- Given problem
Exactly as written, print each record in the listing.

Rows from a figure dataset
===

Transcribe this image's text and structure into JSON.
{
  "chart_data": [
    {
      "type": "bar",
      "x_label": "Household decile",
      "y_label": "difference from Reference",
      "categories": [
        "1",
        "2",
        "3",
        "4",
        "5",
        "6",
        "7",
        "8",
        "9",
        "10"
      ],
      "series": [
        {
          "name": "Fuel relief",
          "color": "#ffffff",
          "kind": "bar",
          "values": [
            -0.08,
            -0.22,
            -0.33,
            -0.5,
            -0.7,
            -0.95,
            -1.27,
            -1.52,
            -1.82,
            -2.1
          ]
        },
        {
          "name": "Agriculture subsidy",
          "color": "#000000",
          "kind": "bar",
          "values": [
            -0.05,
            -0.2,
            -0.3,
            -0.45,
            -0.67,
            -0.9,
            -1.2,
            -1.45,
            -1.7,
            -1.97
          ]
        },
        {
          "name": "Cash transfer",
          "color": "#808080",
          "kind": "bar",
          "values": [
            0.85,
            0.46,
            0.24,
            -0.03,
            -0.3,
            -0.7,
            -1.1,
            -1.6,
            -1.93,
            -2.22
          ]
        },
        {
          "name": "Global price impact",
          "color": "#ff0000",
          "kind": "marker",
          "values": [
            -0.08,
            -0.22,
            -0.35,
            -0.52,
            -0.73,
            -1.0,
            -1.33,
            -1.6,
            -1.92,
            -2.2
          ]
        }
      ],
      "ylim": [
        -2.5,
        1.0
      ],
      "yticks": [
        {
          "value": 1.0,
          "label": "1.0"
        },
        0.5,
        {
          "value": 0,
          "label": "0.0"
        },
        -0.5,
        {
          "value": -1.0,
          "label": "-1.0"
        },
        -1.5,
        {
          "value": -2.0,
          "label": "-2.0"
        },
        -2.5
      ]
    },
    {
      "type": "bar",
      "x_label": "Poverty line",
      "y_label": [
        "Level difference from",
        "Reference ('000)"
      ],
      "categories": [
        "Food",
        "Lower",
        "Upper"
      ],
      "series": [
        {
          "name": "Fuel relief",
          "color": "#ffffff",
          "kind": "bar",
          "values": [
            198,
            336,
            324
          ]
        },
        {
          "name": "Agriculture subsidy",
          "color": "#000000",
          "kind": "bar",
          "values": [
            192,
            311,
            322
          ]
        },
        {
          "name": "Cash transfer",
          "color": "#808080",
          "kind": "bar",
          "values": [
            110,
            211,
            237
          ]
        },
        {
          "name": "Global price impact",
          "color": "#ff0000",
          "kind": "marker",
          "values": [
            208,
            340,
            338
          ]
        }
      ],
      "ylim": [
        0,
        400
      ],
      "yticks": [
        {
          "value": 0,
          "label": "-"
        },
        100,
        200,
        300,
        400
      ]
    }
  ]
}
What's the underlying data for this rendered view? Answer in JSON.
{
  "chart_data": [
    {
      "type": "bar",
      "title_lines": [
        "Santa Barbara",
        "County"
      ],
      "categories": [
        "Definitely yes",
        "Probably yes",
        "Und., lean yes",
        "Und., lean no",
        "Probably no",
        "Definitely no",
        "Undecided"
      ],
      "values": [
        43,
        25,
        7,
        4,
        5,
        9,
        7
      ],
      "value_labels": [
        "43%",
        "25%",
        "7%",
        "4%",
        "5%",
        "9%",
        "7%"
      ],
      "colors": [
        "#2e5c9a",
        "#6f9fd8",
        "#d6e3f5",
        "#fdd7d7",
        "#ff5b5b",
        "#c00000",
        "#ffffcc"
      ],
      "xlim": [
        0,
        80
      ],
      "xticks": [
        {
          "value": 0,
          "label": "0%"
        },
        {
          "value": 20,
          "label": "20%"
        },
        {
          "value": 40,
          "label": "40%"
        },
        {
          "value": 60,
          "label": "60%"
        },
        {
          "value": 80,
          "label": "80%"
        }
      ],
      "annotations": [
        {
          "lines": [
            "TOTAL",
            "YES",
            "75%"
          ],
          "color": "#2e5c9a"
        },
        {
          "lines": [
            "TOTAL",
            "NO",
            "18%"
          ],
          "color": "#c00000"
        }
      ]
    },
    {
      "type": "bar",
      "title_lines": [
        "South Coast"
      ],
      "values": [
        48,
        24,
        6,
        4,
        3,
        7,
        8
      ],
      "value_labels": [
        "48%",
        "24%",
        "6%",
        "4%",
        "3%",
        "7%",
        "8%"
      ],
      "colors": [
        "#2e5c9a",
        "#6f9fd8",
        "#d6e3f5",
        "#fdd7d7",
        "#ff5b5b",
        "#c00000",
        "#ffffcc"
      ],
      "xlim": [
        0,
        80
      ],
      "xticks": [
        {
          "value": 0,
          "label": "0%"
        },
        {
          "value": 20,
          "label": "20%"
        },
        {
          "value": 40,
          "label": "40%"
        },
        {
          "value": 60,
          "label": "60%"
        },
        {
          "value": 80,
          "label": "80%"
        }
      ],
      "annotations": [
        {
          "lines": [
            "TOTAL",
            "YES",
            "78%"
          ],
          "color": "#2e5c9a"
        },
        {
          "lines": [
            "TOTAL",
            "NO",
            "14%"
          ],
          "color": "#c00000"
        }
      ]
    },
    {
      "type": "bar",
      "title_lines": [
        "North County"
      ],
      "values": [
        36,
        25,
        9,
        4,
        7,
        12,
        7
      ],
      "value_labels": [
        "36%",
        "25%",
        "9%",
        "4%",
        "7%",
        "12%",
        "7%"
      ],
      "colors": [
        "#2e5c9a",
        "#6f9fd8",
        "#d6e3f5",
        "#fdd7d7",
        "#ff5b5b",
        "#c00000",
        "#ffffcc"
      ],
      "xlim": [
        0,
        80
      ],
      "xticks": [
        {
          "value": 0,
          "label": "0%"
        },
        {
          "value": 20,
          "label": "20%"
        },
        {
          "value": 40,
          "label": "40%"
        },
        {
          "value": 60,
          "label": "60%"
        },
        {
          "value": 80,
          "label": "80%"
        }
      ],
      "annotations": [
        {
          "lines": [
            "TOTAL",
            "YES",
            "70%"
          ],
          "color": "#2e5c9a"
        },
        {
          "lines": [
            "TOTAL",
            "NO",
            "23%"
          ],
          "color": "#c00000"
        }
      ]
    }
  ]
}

===

- Reply
Transcribe this image's text and structure into JSON.
{
  "chart_data": [
    {
      "type": "bar",
      "x_label": "Household decile",
      "y_label": "difference from Reference",
      "categories": [
        "1",
        "2",
        "3",
        "4",
        "5",
        "6",
        "7",
        "8",
        "9",
        "10"
      ],
      "series": [
        {
          "name": "Fuel relief",
          "color": "#ffffff",
          "kind": "bar",
          "values": [
            -0.08,
            -0.22,
            -0.33,
            -0.5,
            -0.7,
            -0.95,
            -1.27,
            -1.52,
            -1.82,
            -2.1
          ]
        },
        {
          "name": "Agriculture subsidy",
          "color": "#000000",
          "kind": "bar",
          "values": [
            -0.05,
            -0.2,
            -0.3,
            -0.45,
            -0.67,
            -0.9,
            -1.2,
            -1.45,
            -1.7,
            -1.97
          ]
        },
        {
          "name": "Cash transfer",
          "color": "#808080",
          "kind": "bar",
          "values": [
            0.85,
            0.46,
            0.24,
            -0.03,
            -0.3,
            -0.7,
            -1.1,
            -1.6,
            -1.93,
            -2.22
          ]
        },
        {
          "name": "Global price impact",
          "color": "#ff0000",
          "kind": "marker",
          "values": [
            -0.08,
            -0.22,
            -0.35,
            -0.52,
            -0.73,
            -1.0,
            -1.33,
            -1.6,
            -1.92,
            -2.2
          ]
        }
      ],
      "ylim": [
        -2.5,
        1.0
      ],
      "yticks": [
        {
          "value": 1.0,
          "label": "1.0"
        },
        0.5,
        {
          "value": 0,
          "label": "0.0"
        },
        -0.5,
        {
          "value": -1.0,
          "label": "-1.0"
        },
        -1.5,
        {
          "value": -2.0,
          "label": "-2.0"
        },
        -2.5
      ]
    },
    {
      "type": "bar",
      "x_label": "Poverty line",
      "y_label": [
        "Level difference from",
        "Reference ('000)"
      ],
      "categories": [
        "Food",
        "Lower",
        "Upper"
      ],
      "series": [
        {
          "name": "Fuel relief",
          "color": "#ffffff",
          "kind": "bar",
          "values": [
            198,
            336,
            324
          ]
        },
        {
          "name": "Agriculture subsidy",
          "color": "#000000",
          "kind": "bar",
          "values": [
            192,
            311,
            322
          ]
        },
        {
          "name": "Cash transfer",
          "color": "#808080",
          "kind": "bar",
          "values": [
            110,
            211,
            237
          ]
        },
        {
          "name": "Global price impact",
          "color": "#ff0000",
          "kind": "marker",
          "values": [
            208,
            340,
            338
          ]
        }
      ],
      "ylim": [
        0,
        400
      ],
      "yticks": [
        {
          "value": 0,
          "label": "-"
        },
        100,
        200,
        300,
        400
      ]
    }
  ]
}
What's the underlying data for this rendered view? Answer in JSON.
{
  "chart_data": [
    {
      "type": "bar",
      "title_lines": [
        "Santa Barbara",
        "County"
      ],
      "categories": [
        "Definitely yes",
        "Probably yes",
        "Und., lean yes",
        "Und., lean no",
        "Probably no",
        "Definitely no",
        "Undecided"
      ],
      "values": [
        43,
        25,
        7,
        4,
        5,
        9,
        7
      ],
      "value_labels": [
        "43%",
        "25%",
        "7%",
        "4%",
        "5%",
        "9%",
        "7%"
      ],
      "colors": [
        "#2e5c9a",
        "#6f9fd8",
        "#d6e3f5",
        "#fdd7d7",
        "#ff5b5b",
        "#c00000",
        "#ffffcc"
      ],
      "xlim": [
        0,
        80
      ],
      "xticks": [
        {
          "value": 0,
          "label": "0%"
        },
        {
          "value": 20,
          "label": "20%"
        },
        {
          "value": 40,
          "label": "40%"
        },
        {
          "value": 60,
          "label": "60%"
        },
        {
          "value": 80,
          "label": "80%"
        }
      ],
      "annotations": [
        {
          "lines": [
            "TOTAL",
            "YES",
            "75%"
          ],
          "color": "#2e5c9a"
        },
        {
          "lines": [
            "TOTAL",
            "NO",
            "18%"
          ],
          "color": "#c00000"
        }
      ]
    },
    {
      "type": "bar",
      "title_lines": [
        "South Coast"
      ],
      "values": [
        48,
        24,
        6,
        4,
        3,
        7,
        8
      ],
      "value_labels": [
        "48%",
        "24%",
        "6%",
        "4%",
        "3%",
        "7%",
        "8%"
      ],
      "colors": [
        "#2e5c9a",
        "#6f9fd8",
        "#d6e3f5",
        "#fdd7d7",
        "#ff5b5b",
        "#c00000",
        "#ffffcc"
      ],
      "xlim": [
        0,
        80
      ],
      "xticks": [
        {
          "value": 0,
          "label": "0%"
        },
        {
          "value": 20,
          "label": "20%"
        },
        {
          "value": 40,
          "label": "40%"
        },
        {
          "value": 60,
          "label": "60%"
        },
        {
          "value": 80,
          "label": "80%"
        }
      ],
      "annotations": [
        {
          "lines": [
            "TOTAL",
            "YES",
            "78%"
          ],
          "color": "#2e5c9a"
        },
        {
          "lines": [
            "TOTAL",
            "NO",
            "14%"
          ],
          "color": "#c00000"
        }
      ]
    },
    {
      "type": "bar",
      "title_lines": [
        "North County"
      ],
      "values": [
        36,
        25,
        9,
        4,
        7,
        12,
        7
      ],
      "value_labels": [
        "36%",
        "25%",
        "9%",
        "4%",
        "7%",
        "12%",
        "7%"
      ],
      "colors": [
        "#2e5c9a",
        "#6f9fd8",
        "#d6e3f5",
        "#fdd7d7",
        "#ff5b5b",
        "#c00000",
        "#ffffcc"
      ],
      "xlim": [
        0,
        80
      ],
      "xticks": [
        {
          "value": 0,
          "label": "0%"
        },
        {
          "value": 20,
          "label": "20%"
        },
        {
          "value": 40,
          "label": "40%"
        },
        {
          "value": 60,
          "label": "60%"
        },
        {
          "value": 80,
          "label": "80%"
        }
      ],
      "annotations": [
        {
          "lines": [
            "TOTAL",
            "YES",
            "70%"
          ],
          "color": "#2e5c9a"
        },
        {
          "lines": [
            "TOTAL",
            "NO",
            "23%"
          ],
          "color": "#c00000"
        }
      ]
    }
  ]
}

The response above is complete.